■ Task statement ■
Which lines have the string "name"? Copy all of them from the entries below.
── Entries
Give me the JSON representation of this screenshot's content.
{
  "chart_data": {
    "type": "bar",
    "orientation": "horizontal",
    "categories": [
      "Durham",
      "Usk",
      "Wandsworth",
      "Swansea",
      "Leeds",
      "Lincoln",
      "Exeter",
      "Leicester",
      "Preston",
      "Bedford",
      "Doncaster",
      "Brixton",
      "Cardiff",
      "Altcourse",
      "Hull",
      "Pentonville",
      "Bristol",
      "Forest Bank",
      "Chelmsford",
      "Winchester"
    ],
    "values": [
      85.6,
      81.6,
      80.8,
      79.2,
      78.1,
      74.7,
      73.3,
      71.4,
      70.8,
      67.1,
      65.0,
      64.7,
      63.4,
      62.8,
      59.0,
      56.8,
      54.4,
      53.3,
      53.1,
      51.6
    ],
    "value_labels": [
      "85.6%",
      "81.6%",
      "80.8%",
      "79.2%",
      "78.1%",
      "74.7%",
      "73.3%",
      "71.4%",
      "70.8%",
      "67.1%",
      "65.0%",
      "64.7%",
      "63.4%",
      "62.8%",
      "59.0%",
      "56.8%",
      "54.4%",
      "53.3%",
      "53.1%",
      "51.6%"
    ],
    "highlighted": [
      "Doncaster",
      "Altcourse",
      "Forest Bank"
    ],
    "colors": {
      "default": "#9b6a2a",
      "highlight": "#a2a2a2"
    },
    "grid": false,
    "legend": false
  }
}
────
── Entries
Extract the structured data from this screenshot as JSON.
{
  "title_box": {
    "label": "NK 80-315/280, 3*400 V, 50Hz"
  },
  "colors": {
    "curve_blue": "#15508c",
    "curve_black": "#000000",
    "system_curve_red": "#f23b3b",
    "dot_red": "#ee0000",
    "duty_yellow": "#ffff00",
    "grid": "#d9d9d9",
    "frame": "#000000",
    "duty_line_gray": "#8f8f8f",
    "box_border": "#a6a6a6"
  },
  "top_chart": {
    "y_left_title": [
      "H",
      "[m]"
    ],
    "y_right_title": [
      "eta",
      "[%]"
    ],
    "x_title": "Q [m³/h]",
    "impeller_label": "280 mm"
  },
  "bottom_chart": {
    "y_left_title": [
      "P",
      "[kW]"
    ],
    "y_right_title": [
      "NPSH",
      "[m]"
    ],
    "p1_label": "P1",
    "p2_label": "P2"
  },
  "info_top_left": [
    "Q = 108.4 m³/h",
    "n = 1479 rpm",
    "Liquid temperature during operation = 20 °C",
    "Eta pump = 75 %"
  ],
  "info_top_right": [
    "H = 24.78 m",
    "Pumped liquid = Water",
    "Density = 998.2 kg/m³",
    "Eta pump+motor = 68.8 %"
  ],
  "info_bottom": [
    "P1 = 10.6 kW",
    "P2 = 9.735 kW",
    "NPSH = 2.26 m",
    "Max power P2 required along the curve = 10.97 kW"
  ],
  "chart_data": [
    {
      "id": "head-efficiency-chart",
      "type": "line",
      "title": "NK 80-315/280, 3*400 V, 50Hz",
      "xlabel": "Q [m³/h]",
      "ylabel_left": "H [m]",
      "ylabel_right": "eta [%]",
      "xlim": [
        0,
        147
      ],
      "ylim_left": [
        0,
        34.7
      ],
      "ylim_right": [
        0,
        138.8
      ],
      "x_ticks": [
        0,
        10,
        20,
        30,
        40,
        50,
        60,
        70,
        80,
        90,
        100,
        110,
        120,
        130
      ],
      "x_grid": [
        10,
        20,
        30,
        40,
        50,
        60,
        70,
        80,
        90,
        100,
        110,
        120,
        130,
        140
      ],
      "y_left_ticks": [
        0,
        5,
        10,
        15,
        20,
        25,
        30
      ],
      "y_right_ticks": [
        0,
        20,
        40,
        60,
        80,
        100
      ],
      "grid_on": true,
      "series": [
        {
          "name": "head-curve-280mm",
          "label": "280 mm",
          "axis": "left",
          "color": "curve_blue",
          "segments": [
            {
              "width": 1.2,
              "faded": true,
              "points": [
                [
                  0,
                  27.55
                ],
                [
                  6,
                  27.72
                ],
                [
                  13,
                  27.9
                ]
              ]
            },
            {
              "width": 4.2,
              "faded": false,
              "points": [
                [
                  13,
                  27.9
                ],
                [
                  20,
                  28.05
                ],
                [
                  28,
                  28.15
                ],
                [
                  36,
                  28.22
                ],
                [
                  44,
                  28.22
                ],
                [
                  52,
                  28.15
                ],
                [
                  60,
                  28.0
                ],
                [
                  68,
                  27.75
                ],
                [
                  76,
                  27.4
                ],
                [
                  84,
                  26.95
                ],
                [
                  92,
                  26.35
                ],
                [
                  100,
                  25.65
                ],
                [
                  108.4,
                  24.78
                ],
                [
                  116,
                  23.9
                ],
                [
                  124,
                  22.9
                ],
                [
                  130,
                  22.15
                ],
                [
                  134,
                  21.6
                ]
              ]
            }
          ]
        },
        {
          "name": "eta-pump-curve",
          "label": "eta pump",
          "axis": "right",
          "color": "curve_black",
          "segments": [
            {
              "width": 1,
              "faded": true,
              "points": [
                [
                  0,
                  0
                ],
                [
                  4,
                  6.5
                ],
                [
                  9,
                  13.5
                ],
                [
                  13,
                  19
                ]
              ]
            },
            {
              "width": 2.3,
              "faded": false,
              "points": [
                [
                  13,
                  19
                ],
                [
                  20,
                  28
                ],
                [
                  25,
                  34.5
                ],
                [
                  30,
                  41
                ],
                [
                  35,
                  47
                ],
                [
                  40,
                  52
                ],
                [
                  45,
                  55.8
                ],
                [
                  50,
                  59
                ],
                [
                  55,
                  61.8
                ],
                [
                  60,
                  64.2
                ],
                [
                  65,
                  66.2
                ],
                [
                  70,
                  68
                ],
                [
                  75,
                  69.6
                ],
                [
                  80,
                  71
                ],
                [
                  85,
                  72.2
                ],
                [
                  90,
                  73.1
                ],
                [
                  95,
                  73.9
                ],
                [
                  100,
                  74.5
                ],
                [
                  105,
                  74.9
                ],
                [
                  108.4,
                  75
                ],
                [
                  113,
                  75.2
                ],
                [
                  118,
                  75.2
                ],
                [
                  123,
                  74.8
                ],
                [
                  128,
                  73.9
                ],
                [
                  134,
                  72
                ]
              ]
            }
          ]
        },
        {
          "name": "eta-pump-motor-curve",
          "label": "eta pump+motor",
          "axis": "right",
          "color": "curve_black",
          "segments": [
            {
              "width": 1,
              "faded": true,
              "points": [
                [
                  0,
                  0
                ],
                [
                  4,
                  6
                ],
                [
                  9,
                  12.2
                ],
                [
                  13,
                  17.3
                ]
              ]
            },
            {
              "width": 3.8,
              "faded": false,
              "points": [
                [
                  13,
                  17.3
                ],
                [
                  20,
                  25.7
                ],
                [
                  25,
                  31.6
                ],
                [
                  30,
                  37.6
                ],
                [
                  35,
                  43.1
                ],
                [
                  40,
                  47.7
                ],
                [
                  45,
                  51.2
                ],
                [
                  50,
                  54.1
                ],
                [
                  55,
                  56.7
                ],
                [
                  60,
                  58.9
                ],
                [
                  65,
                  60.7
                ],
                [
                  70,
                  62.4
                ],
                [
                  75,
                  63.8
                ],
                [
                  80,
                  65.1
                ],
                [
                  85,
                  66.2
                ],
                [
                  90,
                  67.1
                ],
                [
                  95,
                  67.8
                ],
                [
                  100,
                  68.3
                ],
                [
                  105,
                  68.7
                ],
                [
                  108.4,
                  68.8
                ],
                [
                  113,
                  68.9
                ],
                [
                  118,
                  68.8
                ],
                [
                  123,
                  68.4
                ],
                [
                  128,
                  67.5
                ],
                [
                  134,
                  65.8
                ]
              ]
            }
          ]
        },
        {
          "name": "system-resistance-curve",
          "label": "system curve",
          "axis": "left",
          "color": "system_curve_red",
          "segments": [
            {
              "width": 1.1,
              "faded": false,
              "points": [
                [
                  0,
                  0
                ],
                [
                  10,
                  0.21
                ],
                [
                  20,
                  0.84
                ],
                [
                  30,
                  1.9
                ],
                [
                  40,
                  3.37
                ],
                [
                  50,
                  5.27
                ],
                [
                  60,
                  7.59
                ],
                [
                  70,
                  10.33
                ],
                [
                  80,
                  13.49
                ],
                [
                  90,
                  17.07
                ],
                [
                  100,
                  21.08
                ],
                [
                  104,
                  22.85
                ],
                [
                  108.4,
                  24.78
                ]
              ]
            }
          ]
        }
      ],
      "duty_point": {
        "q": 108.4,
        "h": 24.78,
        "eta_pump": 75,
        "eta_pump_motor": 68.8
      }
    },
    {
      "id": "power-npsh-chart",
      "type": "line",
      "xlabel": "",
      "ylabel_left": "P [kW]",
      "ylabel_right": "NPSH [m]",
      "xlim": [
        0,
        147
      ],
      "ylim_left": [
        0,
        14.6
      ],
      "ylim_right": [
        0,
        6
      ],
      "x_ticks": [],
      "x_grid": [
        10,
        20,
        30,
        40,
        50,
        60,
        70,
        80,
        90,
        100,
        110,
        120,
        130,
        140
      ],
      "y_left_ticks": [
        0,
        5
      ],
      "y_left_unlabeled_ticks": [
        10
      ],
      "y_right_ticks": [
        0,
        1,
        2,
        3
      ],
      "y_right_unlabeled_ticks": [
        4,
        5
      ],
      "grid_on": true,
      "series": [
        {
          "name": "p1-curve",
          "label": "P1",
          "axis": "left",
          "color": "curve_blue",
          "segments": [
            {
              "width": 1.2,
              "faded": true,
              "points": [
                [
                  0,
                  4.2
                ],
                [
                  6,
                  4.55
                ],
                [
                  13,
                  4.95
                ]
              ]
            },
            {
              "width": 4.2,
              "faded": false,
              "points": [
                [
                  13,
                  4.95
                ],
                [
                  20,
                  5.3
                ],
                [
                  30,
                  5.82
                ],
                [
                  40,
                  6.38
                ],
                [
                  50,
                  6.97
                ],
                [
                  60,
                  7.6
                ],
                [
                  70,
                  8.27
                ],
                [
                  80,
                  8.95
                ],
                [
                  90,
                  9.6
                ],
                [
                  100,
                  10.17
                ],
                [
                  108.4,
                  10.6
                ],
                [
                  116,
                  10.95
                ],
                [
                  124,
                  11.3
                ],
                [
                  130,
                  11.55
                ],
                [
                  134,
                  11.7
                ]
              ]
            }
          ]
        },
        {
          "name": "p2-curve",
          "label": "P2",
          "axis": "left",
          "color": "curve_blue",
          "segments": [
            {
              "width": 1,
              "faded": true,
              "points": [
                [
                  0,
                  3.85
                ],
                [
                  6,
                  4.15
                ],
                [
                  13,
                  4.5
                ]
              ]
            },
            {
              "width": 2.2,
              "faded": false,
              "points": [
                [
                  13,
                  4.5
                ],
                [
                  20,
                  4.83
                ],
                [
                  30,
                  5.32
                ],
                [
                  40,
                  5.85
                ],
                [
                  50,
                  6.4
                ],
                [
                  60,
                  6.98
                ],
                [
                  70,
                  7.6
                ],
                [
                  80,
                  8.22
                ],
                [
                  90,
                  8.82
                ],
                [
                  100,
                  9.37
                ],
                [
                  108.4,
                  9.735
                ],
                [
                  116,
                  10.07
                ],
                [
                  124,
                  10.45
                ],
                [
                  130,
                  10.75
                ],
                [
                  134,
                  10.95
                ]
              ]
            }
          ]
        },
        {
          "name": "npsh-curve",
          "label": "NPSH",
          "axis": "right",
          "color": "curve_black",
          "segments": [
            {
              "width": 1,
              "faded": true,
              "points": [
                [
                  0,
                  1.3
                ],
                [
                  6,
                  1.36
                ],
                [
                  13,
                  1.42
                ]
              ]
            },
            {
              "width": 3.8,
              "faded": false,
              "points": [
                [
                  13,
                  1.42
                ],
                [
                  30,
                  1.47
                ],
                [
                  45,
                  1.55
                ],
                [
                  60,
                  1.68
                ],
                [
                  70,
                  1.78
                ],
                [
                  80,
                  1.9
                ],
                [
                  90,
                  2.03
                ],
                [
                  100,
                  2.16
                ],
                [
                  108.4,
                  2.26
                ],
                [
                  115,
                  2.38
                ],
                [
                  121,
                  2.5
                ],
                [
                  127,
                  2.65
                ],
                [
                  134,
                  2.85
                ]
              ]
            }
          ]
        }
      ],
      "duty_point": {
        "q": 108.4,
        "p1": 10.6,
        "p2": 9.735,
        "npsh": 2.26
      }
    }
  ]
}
────
■ Exercise output ■
          "name": "head-curve-280mm",
          "name": "eta-pump-curve",
          "name": "eta-pump-motor-curve",
          "name": "system-resistance-curve",
          "name": "p1-curve",
          "name": "p2-curve",
          "name": "npsh-curve",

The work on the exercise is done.